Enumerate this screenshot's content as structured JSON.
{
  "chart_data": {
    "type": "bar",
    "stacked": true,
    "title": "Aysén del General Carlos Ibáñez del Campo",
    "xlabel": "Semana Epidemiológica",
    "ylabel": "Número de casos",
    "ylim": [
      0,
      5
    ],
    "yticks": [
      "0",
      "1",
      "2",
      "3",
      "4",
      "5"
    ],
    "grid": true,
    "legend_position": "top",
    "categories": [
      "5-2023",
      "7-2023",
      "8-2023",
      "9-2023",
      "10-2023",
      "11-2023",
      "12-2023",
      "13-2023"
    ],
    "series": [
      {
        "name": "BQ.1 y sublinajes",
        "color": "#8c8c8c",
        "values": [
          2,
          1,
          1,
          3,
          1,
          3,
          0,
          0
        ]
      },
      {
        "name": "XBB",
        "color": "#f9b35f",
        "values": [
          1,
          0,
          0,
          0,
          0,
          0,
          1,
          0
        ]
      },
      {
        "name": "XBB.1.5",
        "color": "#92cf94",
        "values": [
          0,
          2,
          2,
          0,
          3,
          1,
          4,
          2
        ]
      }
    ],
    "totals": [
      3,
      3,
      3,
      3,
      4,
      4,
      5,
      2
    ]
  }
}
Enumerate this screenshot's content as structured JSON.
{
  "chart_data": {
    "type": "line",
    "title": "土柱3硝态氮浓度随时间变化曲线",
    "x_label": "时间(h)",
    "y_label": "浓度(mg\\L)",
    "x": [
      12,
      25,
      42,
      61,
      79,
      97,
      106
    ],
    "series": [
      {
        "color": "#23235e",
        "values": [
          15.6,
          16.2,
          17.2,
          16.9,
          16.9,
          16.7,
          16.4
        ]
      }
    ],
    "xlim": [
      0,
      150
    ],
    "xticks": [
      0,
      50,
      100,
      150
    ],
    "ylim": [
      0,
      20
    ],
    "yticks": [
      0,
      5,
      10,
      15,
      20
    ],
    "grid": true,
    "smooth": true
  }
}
◆ ◆ ◆
**Goal**
Every entry in the listing must be retyped exactly.

**Exercise solution**
Enumerate this screenshot's content as structured JSON.
{
  "chart_data": {
    "type": "bar",
    "stacked": true,
    "title": "Aysén del General Carlos Ibáñez del Campo",
    "xlabel": "Semana Epidemiológica",
    "ylabel": "Número de casos",
    "ylim": [
      0,
      5
    ],
    "yticks": [
      "0",
      "1",
      "2",
      "3",
      "4",
      "5"
    ],
    "grid": true,
    "legend_position": "top",
    "categories": [
      "5-2023",
      "7-2023",
      "8-2023",
      "9-2023",
      "10-2023",
      "11-2023",
      "12-2023",
      "13-2023"
    ],
    "series": [
      {
        "name": "BQ.1 y sublinajes",
        "color": "#8c8c8c",
        "values": [
          2,
          1,
          1,
          3,
          1,
          3,
          0,
          0
        ]
      },
      {
        "name": "XBB",
        "color": "#f9b35f",
        "values": [
          1,
          0,
          0,
          0,
          0,
          0,
          1,
          0
        ]
      },
      {
        "name": "XBB.1.5",
        "color": "#92cf94",
        "values": [
          0,
          2,
          2,
          0,
          3,
          1,
          4,
          2
        ]
      }
    ],
    "totals": [
      3,
      3,
      3,
      3,
      4,
      4,
      5,
      2
    ]
  }
}
Enumerate this screenshot's content as structured JSON.
{
  "chart_data": {
    "type": "line",
    "title": "土柱3硝态氮浓度随时间变化曲线",
    "x_label": "时间(h)",
    "y_label": "浓度(mg\\L)",
    "x": [
      12,
      25,
      42,
      61,
      79,
      97,
      106
    ],
    "series": [
      {
        "color": "#23235e",
        "values": [
          15.6,
          16.2,
          17.2,
          16.9,
          16.9,
          16.7,
          16.4
        ]
      }
    ],
    "xlim": [
      0,
      150
    ],
    "xticks": [
      0,
      50,
      100,
      150
    ],
    "ylim": [
      0,
      20
    ],
    "yticks": [
      0,
      5,
      10,
      15,
      20
    ],
    "grid": true,
    "smooth": true
  }
}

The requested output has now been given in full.